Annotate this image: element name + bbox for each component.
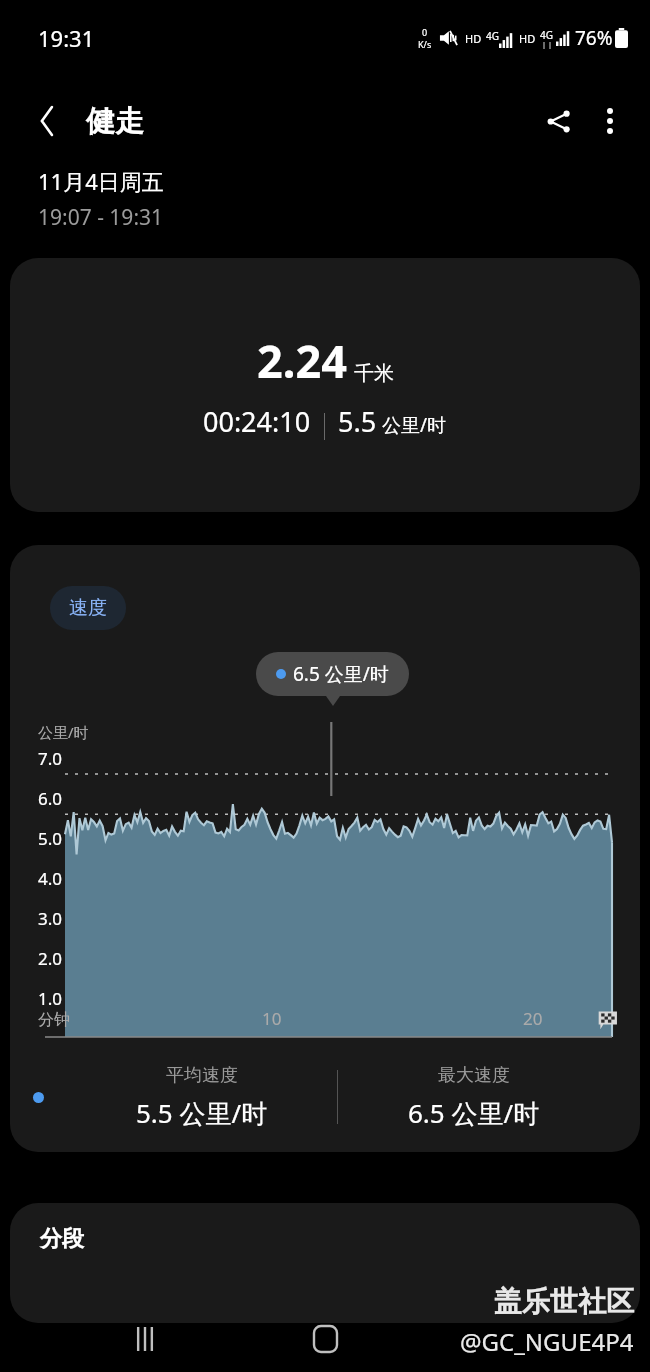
staticText: 20 — [523, 1007, 543, 1030]
staticText: 10 — [262, 1007, 282, 1030]
staticText: 6.0 — [38, 787, 63, 810]
staticText: 盖乐世社区 — [494, 1284, 634, 1319]
staticText: 4G — [486, 29, 499, 43]
staticText: 4G — [540, 28, 553, 42]
staticText: 7.0 — [38, 747, 63, 770]
staticText: 5.0 — [38, 827, 63, 850]
staticText: 分段 — [40, 1225, 84, 1253]
staticText: 千米 — [354, 361, 394, 386]
staticText: 健走 — [86, 103, 144, 140]
staticText: 19:31 — [38, 23, 95, 53]
staticText: 6.5 公里/时 — [293, 661, 389, 687]
staticText: 公里/时 — [38, 722, 89, 742]
staticText: 5.5 公里/时 — [136, 1095, 268, 1131]
staticText: 平均速度 — [166, 1064, 238, 1087]
button[interactable]: More options — [584, 95, 636, 147]
staticText: 分钟 — [38, 1010, 70, 1030]
staticText: HD — [519, 31, 536, 46]
staticText: 19:07 - 19:31 — [38, 203, 164, 232]
staticText: K/s — [418, 38, 432, 50]
staticText: 00:24:10 — [203, 403, 311, 440]
button[interactable]: 2.24 — [10, 258, 640, 512]
staticText: 速度 — [69, 596, 107, 620]
staticText: 最大速度 — [438, 1064, 510, 1087]
staticText: 76% — [575, 25, 613, 51]
button[interactable]: 速度 — [50, 586, 126, 630]
button[interactable]: Recents — [120, 1314, 170, 1364]
staticText: 11月4日周五 — [38, 166, 164, 196]
button[interactable]: Share — [532, 95, 584, 147]
staticText: HD — [465, 31, 482, 46]
button[interactable]: Home — [300, 1314, 350, 1364]
button[interactable]: 分段 — [10, 1203, 640, 1323]
staticText: 3.0 — [38, 907, 63, 930]
staticText: 5.5 — [338, 403, 377, 440]
staticText: 1.0 — [38, 987, 63, 1010]
button[interactable]: Back — [24, 97, 72, 145]
staticText: 0 — [422, 26, 428, 38]
staticText: @GC_NGUE4P4 — [460, 1325, 634, 1358]
staticText: 2.0 — [38, 947, 63, 970]
staticText: 2.24 — [257, 330, 347, 391]
staticText: 6.5 公里/时 — [408, 1095, 540, 1131]
staticText: 公里/时 — [382, 412, 447, 438]
staticText: 4.0 — [38, 867, 63, 890]
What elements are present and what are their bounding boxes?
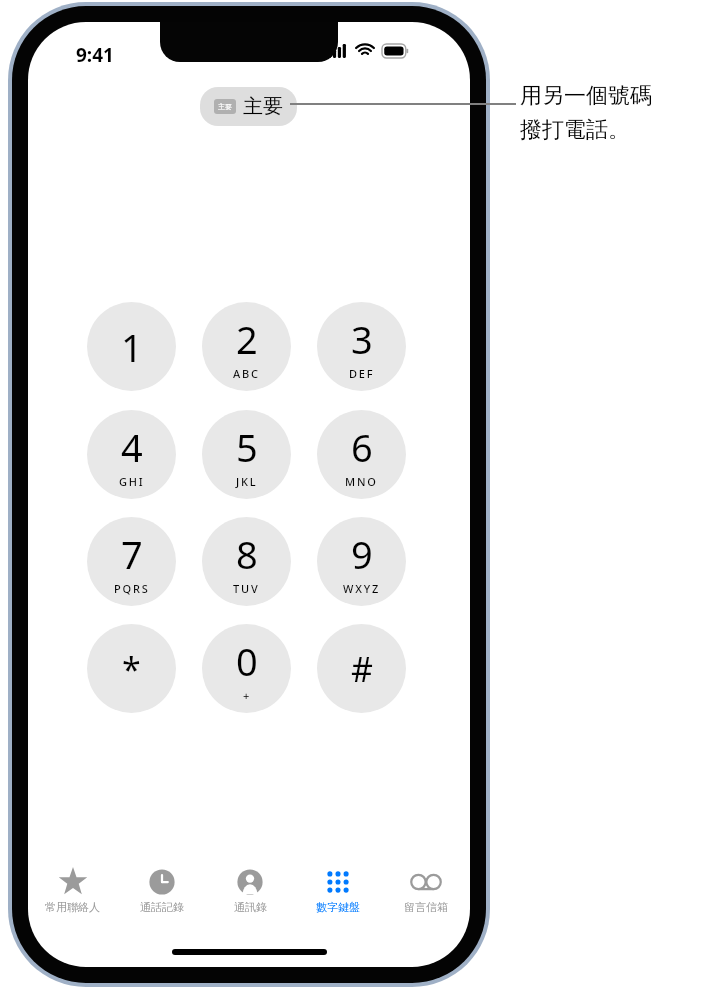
staticText: 0 (236, 635, 258, 687)
button[interactable]: 常用聯絡人 (28, 867, 117, 914)
staticText: 3 (351, 313, 373, 365)
button[interactable]: 3 (317, 302, 406, 391)
staticText: 留言信箱 (404, 900, 448, 914)
button[interactable]: 通話記錄 (117, 867, 206, 914)
staticText: TUV (233, 581, 260, 596)
staticText: GHI (119, 474, 145, 489)
button[interactable]: 通訊錄 (206, 867, 294, 914)
staticText: 9:41 (76, 42, 114, 68)
staticText: 撥打電話。 (520, 116, 630, 144)
button[interactable]: 留言信箱 (382, 867, 470, 914)
staticText: WXYZ (343, 581, 381, 596)
staticText: 2 (236, 313, 258, 365)
staticText: JKL (236, 474, 258, 489)
button[interactable]: 0 (202, 624, 291, 713)
staticText: * (122, 646, 141, 692)
staticText: # (351, 646, 373, 692)
button[interactable]: 數字鍵盤 (294, 867, 382, 914)
staticText: 數字鍵盤 (316, 900, 360, 914)
staticText: 通話記錄 (140, 900, 184, 914)
staticText: PQRS (114, 581, 150, 596)
button[interactable]: # (317, 624, 406, 713)
button[interactable]: 7 (87, 517, 176, 606)
staticText: 6 (351, 421, 373, 473)
staticText: 9 (351, 528, 373, 580)
staticText: 常用聯絡人 (45, 900, 100, 914)
button[interactable]: 9 (317, 517, 406, 606)
staticText: DEF (349, 366, 375, 381)
button[interactable]: * (87, 624, 176, 713)
staticText: 主要 (243, 94, 283, 119)
staticText: 用另一個號碼 (520, 82, 652, 110)
staticText: 1 (121, 321, 143, 373)
button[interactable]: 主要 (200, 87, 297, 126)
button[interactable]: 4 (87, 410, 176, 499)
staticText: + (243, 688, 252, 703)
staticText: 8 (236, 528, 258, 580)
button[interactable]: 5 (202, 410, 291, 499)
button[interactable]: 8 (202, 517, 291, 606)
staticText: MNO (345, 474, 378, 489)
staticText: 通訊錄 (234, 900, 267, 914)
button[interactable]: 2 (202, 302, 291, 391)
button[interactable]: 6 (317, 410, 406, 499)
staticText: 4 (121, 421, 143, 473)
staticText: 5 (236, 421, 258, 473)
staticText: ABC (233, 366, 260, 381)
staticText: 主要 (218, 102, 232, 111)
button[interactable]: 1 (87, 302, 176, 391)
staticText: 7 (121, 528, 143, 580)
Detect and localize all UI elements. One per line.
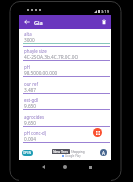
button[interactable]: our ref xyxy=(24,81,39,87)
button[interactable]: est-gdl xyxy=(24,97,39,103)
button[interactable]: alta xyxy=(24,31,32,37)
button[interactable]: Calculate xyxy=(93,128,102,137)
button[interactable]: phayle size xyxy=(24,48,47,54)
staticText: 3:19 xyxy=(101,9,109,14)
staticText: 9.650 xyxy=(24,103,36,109)
staticText: Gia xyxy=(34,19,43,27)
button[interactable]: Recents xyxy=(85,162,95,172)
staticText: 3000 xyxy=(24,37,35,43)
staticText: Google Play xyxy=(65,154,81,158)
button[interactable]: Delete xyxy=(98,16,110,28)
staticText: 0.004 xyxy=(24,136,36,142)
button[interactable]: Home xyxy=(60,162,70,172)
button[interactable]: pH xyxy=(24,64,30,70)
staticText: A xyxy=(102,150,105,156)
button[interactable]: pH conc-d) xyxy=(24,130,47,136)
staticText: OPEN xyxy=(23,151,32,155)
staticText: Shopping xyxy=(71,150,85,154)
button[interactable]: Back xyxy=(38,162,48,172)
button[interactable]: Back xyxy=(21,16,33,28)
staticText: 98.5000.00.000 xyxy=(24,70,58,76)
button[interactable]: agrocides xyxy=(24,114,45,120)
staticText: 9.650 xyxy=(24,120,36,126)
staticText: 3.487 xyxy=(24,87,36,93)
button[interactable]: OPEN xyxy=(22,150,33,156)
staticText: 4C-2SOA.3b.4C.7R.0C.0O xyxy=(24,54,79,60)
staticText: New Tees xyxy=(53,149,69,154)
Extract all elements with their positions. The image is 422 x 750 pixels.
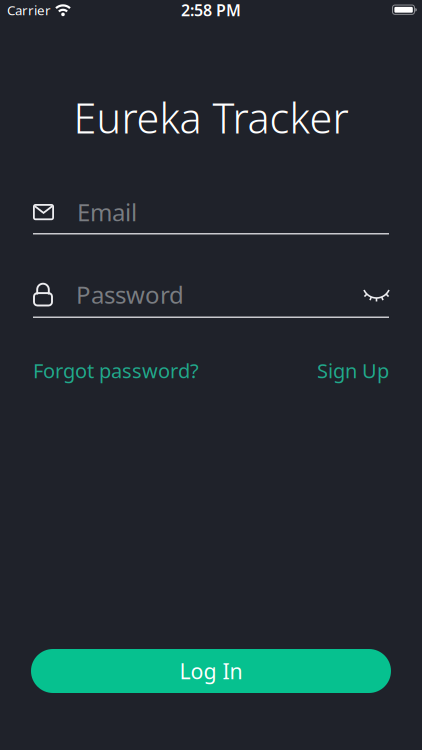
button[interactable]: Log In [31, 649, 391, 693]
staticText: Password [76, 279, 184, 310]
button[interactable] [364, 287, 389, 302]
staticText: Carrier [7, 1, 51, 19]
staticText: 2:58 PM [181, 0, 241, 21]
button[interactable]: Sign Up [317, 357, 389, 384]
staticText: Forgot password? [33, 357, 199, 384]
staticText: Email [77, 196, 137, 228]
staticText: Sign Up [317, 357, 389, 384]
staticText: Log In [180, 657, 242, 685]
staticText: Eureka Tracker [74, 90, 348, 145]
button[interactable]: Forgot password? [33, 357, 199, 384]
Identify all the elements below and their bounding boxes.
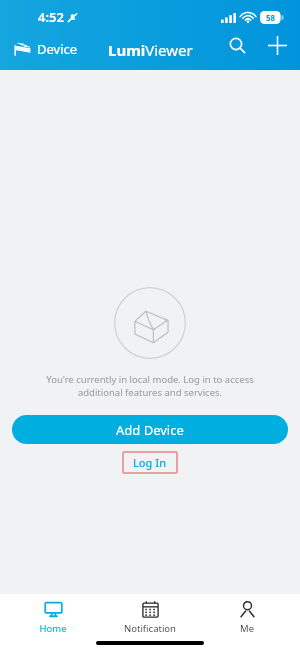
button[interactable]: Add xyxy=(260,28,294,62)
button[interactable]: Device xyxy=(0,36,86,62)
staticText: 4:52 xyxy=(38,8,64,26)
button[interactable]: Log In xyxy=(122,451,178,474)
staticText: Me xyxy=(240,622,254,635)
staticText: Notification xyxy=(124,622,176,635)
button[interactable]: Notification xyxy=(106,598,194,637)
staticText: Home xyxy=(39,622,67,635)
button[interactable]: Me xyxy=(203,598,291,637)
button[interactable]: Add Device xyxy=(12,415,288,444)
staticText: Log In xyxy=(133,455,167,470)
staticText: You're currently in local mode. Log in t… xyxy=(34,373,266,399)
staticText: 58 xyxy=(266,12,276,23)
button[interactable]: Home xyxy=(9,598,97,637)
staticText: Add Device xyxy=(116,421,184,439)
button[interactable]: Search xyxy=(220,28,254,62)
staticText: LumiViewer xyxy=(108,40,193,60)
staticText: Device xyxy=(37,40,78,58)
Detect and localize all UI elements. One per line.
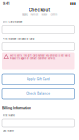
staticText: Shipping Payment Review Confirm: [22, 14, 58, 16]
staticText: Checkout: [28, 7, 50, 13]
staticText: We're sorry, the gift card number you en…: [10, 54, 71, 60]
staticText: 9:41: [3, 2, 9, 6]
staticText: Gift Card Number: [3, 20, 23, 23]
button[interactable]: Check Balance: [0, 88, 79, 99]
staticText: ▮▮▮: [70, 2, 76, 5]
staticText: Apply Gift Card: [27, 78, 50, 81]
button[interactable]: Apply Gift Card: [0, 74, 79, 84]
staticText: PIN Number (on back of card): [3, 38, 35, 40]
staticText: Last Name: [3, 130, 14, 132]
staticText: Billing Information: [2, 106, 31, 110]
staticText: Check Balance: [26, 92, 50, 96]
staticText: First Name: [3, 114, 15, 117]
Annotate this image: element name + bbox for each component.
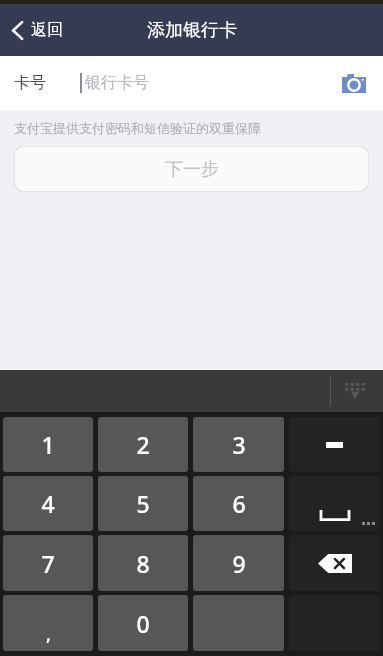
staticText: 添加银行卡 [147,19,237,42]
staticText: 支付宝提供支付密码和短信验证的双重保障 [14,120,261,136]
button[interactable]: 下一步 [14,146,369,192]
button[interactable]: 0 [98,595,188,651]
button[interactable]: Scan card with camera [339,68,369,98]
staticText: 0 [136,608,150,639]
staticText: 银行卡号 [85,73,149,93]
button[interactable]: 2 [98,417,188,472]
button[interactable]: 返回 [0,12,75,48]
staticText: 下一步 [165,158,219,181]
button[interactable]: Hide keyboard [339,375,371,407]
button[interactable]: 7 [3,535,93,591]
button[interactable]: 4 [3,476,93,531]
button[interactable]: Space [289,476,380,531]
staticText: 4 [41,488,55,519]
staticText: 9 [232,548,246,579]
button[interactable]: 卡号 [0,56,383,110]
button[interactable]: 1 [3,417,93,472]
staticText: 2 [136,429,150,460]
button[interactable]: 8 [98,535,188,591]
staticText: 5 [136,488,150,519]
staticText: 7 [41,548,55,579]
button[interactable]: Dash [289,417,380,472]
staticText: 6 [232,488,246,519]
button[interactable]: 3 [193,417,284,472]
staticText: 卡号 [14,73,46,93]
button[interactable]: , [3,595,93,651]
staticText: 3 [232,429,246,460]
button[interactable]: 9 [193,535,284,591]
staticText: 返回 [31,20,63,40]
staticText: , [46,622,51,647]
button[interactable]: Backspace [289,535,380,591]
staticText: 1 [41,429,55,460]
button[interactable]: 6 [193,476,284,531]
button[interactable]: 5 [98,476,188,531]
staticText: 8 [136,548,150,579]
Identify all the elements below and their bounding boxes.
※
## Task details
Extract the stretch of the listing from the line containing "button[interactable]: our ref" through the line containing "button[interactable]: phayle size", both included, and reproduce those lines without any change.

## Finished task
button[interactable]: our ref xyxy=(24,81,39,87)
button[interactable]: est-gdl xyxy=(24,97,39,103)
button[interactable]: alta xyxy=(24,31,32,37)
button[interactable]: Calculate xyxy=(93,128,102,137)
button[interactable]: phayle size xyxy=(24,48,47,54)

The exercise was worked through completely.